INSTRUCTIONS TO FOLLOW:
Skip every image and restate the data word for word.

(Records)
====================
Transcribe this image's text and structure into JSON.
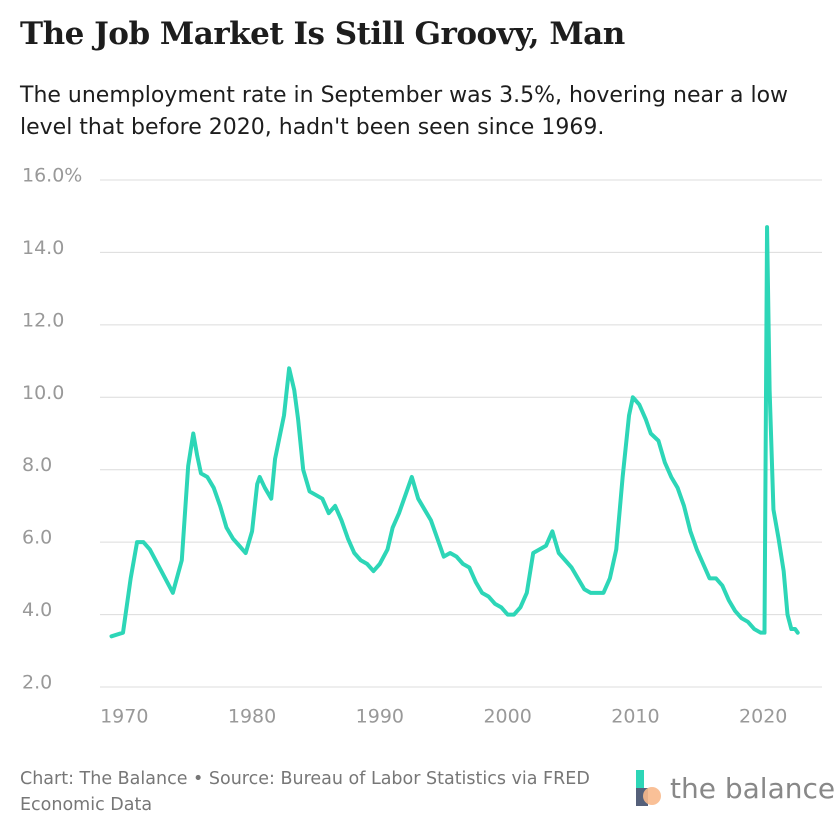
{
  "chart_data": {
    "type": "line",
    "title": "The Job Market Is Still Groovy, Man",
    "subtitle": "The unemployment rate in September was 3.5%, hovering near a low level that before 2020, hadn't been seen since 1969.",
    "source": "Chart: The Balance • Source: Bureau of Labor Statistics via FRED Economic Data",
    "logo": "the balance",
    "xlim": [
      1968.1,
      2024.6
    ],
    "xticks": [
      1970,
      1980,
      1990,
      2000,
      2010,
      2020
    ],
    "ylim": [
      2,
      16
    ],
    "yticks": [
      {
        "value": 2,
        "label": "2.0"
      },
      {
        "value": 4,
        "label": "4.0"
      },
      {
        "value": 6,
        "label": "6.0"
      },
      {
        "value": 8,
        "label": "8.0"
      },
      {
        "value": 10,
        "label": "10.0"
      },
      {
        "value": 12,
        "label": "12.0"
      },
      {
        "value": 14,
        "label": "14.0"
      },
      {
        "value": 16,
        "label": "16.0%"
      }
    ],
    "grid": true,
    "series": [
      {
        "color": "#2dd6b7",
        "x": [
          1969.0,
          1969.9,
          1970.5,
          1971.0,
          1971.5,
          1972.0,
          1972.9,
          1973.5,
          1973.8,
          1974.5,
          1975.0,
          1975.4,
          1975.7,
          1976.0,
          1976.5,
          1977.0,
          1977.5,
          1978.0,
          1978.5,
          1979.0,
          1979.5,
          1980.0,
          1980.4,
          1980.6,
          1981.0,
          1981.5,
          1981.8,
          1982.5,
          1982.9,
          1983.3,
          1983.6,
          1984.0,
          1984.5,
          1985.0,
          1985.5,
          1986.0,
          1986.5,
          1987.0,
          1987.5,
          1988.0,
          1988.5,
          1989.0,
          1989.5,
          1990.0,
          1990.6,
          1991.0,
          1991.5,
          1992.0,
          1992.5,
          1993.0,
          1993.5,
          1994.0,
          1994.5,
          1995.0,
          1995.5,
          1996.0,
          1996.5,
          1997.0,
          1997.5,
          1998.0,
          1998.5,
          1999.0,
          1999.5,
          2000.0,
          2000.5,
          2001.0,
          2001.5,
          2002.0,
          2002.5,
          2003.0,
          2003.5,
          2004.0,
          2004.5,
          2005.0,
          2005.5,
          2006.0,
          2006.5,
          2007.0,
          2007.5,
          2008.0,
          2008.5,
          2009.0,
          2009.5,
          2009.8,
          2010.3,
          2010.8,
          2011.2,
          2011.8,
          2012.3,
          2012.8,
          2013.3,
          2013.8,
          2014.3,
          2014.8,
          2015.3,
          2015.8,
          2016.3,
          2016.8,
          2017.3,
          2017.8,
          2018.3,
          2018.8,
          2019.3,
          2019.8,
          2020.1,
          2020.3,
          2020.5,
          2020.8,
          2021.2,
          2021.6,
          2021.9,
          2022.2,
          2022.5,
          2022.7
        ],
        "values": [
          3.4,
          3.5,
          5.0,
          6.0,
          6.0,
          5.8,
          5.2,
          4.8,
          4.6,
          5.5,
          8.1,
          9.0,
          8.4,
          7.9,
          7.8,
          7.5,
          7.0,
          6.4,
          6.1,
          5.9,
          5.7,
          6.3,
          7.6,
          7.8,
          7.5,
          7.2,
          8.3,
          9.5,
          10.8,
          10.2,
          9.4,
          8.0,
          7.4,
          7.3,
          7.2,
          6.8,
          7.0,
          6.6,
          6.1,
          5.7,
          5.5,
          5.4,
          5.2,
          5.4,
          5.8,
          6.4,
          6.8,
          7.3,
          7.8,
          7.2,
          6.9,
          6.6,
          6.1,
          5.6,
          5.7,
          5.6,
          5.4,
          5.3,
          4.9,
          4.6,
          4.5,
          4.3,
          4.2,
          4.0,
          4.0,
          4.2,
          4.6,
          5.7,
          5.8,
          5.9,
          6.3,
          5.7,
          5.5,
          5.3,
          5.0,
          4.7,
          4.6,
          4.6,
          4.6,
          5.0,
          5.8,
          7.8,
          9.5,
          10.0,
          9.8,
          9.4,
          9.0,
          8.8,
          8.2,
          7.8,
          7.5,
          7.0,
          6.3,
          5.8,
          5.4,
          5.0,
          5.0,
          4.8,
          4.4,
          4.1,
          3.9,
          3.8,
          3.6,
          3.5,
          3.5,
          14.7,
          10.2,
          6.9,
          6.1,
          5.2,
          4.0,
          3.6,
          3.6,
          3.5
        ]
      }
    ]
  }
}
====================
ANSWER BELOW:
Transcribe this image's text and structure into JSON.
{
  "chart_data": {
    "type": "line",
    "title": "The Job Market Is Still Groovy, Man",
    "subtitle": "The unemployment rate in September was 3.5%, hovering near a low level that before 2020, hadn't been seen since 1969.",
    "source": "Chart: The Balance • Source: Bureau of Labor Statistics via FRED Economic Data",
    "logo": "the balance",
    "xlim": [
      1968.1,
      2024.6
    ],
    "xticks": [
      1970,
      1980,
      1990,
      2000,
      2010,
      2020
    ],
    "ylim": [
      2,
      16
    ],
    "yticks": [
      {
        "value": 2,
        "label": "2.0"
      },
      {
        "value": 4,
        "label": "4.0"
      },
      {
        "value": 6,
        "label": "6.0"
      },
      {
        "value": 8,
        "label": "8.0"
      },
      {
        "value": 10,
        "label": "10.0"
      },
      {
        "value": 12,
        "label": "12.0"
      },
      {
        "value": 14,
        "label": "14.0"
      },
      {
        "value": 16,
        "label": "16.0%"
      }
    ],
    "grid": true,
    "series": [
      {
        "color": "#2dd6b7",
        "x": [
          1969.0,
          1969.9,
          1970.5,
          1971.0,
          1971.5,
          1972.0,
          1972.9,
          1973.5,
          1973.8,
          1974.5,
          1975.0,
          1975.4,
          1975.7,
          1976.0,
          1976.5,
          1977.0,
          1977.5,
          1978.0,
          1978.5,
          1979.0,
          1979.5,
          1980.0,
          1980.4,
          1980.6,
          1981.0,
          1981.5,
          1981.8,
          1982.5,
          1982.9,
          1983.3,
          1983.6,
          1984.0,
          1984.5,
          1985.0,
          1985.5,
          1986.0,
          1986.5,
          1987.0,
          1987.5,
          1988.0,
          1988.5,
          1989.0,
          1989.5,
          1990.0,
          1990.6,
          1991.0,
          1991.5,
          1992.0,
          1992.5,
          1993.0,
          1993.5,
          1994.0,
          1994.5,
          1995.0,
          1995.5,
          1996.0,
          1996.5,
          1997.0,
          1997.5,
          1998.0,
          1998.5,
          1999.0,
          1999.5,
          2000.0,
          2000.5,
          2001.0,
          2001.5,
          2002.0,
          2002.5,
          2003.0,
          2003.5,
          2004.0,
          2004.5,
          2005.0,
          2005.5,
          2006.0,
          2006.5,
          2007.0,
          2007.5,
          2008.0,
          2008.5,
          2009.0,
          2009.5,
          2009.8,
          2010.3,
          2010.8,
          2011.2,
          2011.8,
          2012.3,
          2012.8,
          2013.3,
          2013.8,
          2014.3,
          2014.8,
          2015.3,
          2015.8,
          2016.3,
          2016.8,
          2017.3,
          2017.8,
          2018.3,
          2018.8,
          2019.3,
          2019.8,
          2020.1,
          2020.3,
          2020.5,
          2020.8,
          2021.2,
          2021.6,
          2021.9,
          2022.2,
          2022.5,
          2022.7
        ],
        "values": [
          3.4,
          3.5,
          5.0,
          6.0,
          6.0,
          5.8,
          5.2,
          4.8,
          4.6,
          5.5,
          8.1,
          9.0,
          8.4,
          7.9,
          7.8,
          7.5,
          7.0,
          6.4,
          6.1,
          5.9,
          5.7,
          6.3,
          7.6,
          7.8,
          7.5,
          7.2,
          8.3,
          9.5,
          10.8,
          10.2,
          9.4,
          8.0,
          7.4,
          7.3,
          7.2,
          6.8,
          7.0,
          6.6,
          6.1,
          5.7,
          5.5,
          5.4,
          5.2,
          5.4,
          5.8,
          6.4,
          6.8,
          7.3,
          7.8,
          7.2,
          6.9,
          6.6,
          6.1,
          5.6,
          5.7,
          5.6,
          5.4,
          5.3,
          4.9,
          4.6,
          4.5,
          4.3,
          4.2,
          4.0,
          4.0,
          4.2,
          4.6,
          5.7,
          5.8,
          5.9,
          6.3,
          5.7,
          5.5,
          5.3,
          5.0,
          4.7,
          4.6,
          4.6,
          4.6,
          5.0,
          5.8,
          7.8,
          9.5,
          10.0,
          9.8,
          9.4,
          9.0,
          8.8,
          8.2,
          7.8,
          7.5,
          7.0,
          6.3,
          5.8,
          5.4,
          5.0,
          5.0,
          4.8,
          4.4,
          4.1,
          3.9,
          3.8,
          3.6,
          3.5,
          3.5,
          14.7,
          10.2,
          6.9,
          6.1,
          5.2,
          4.0,
          3.6,
          3.6,
          3.5
        ]
      }
    ]
  }
}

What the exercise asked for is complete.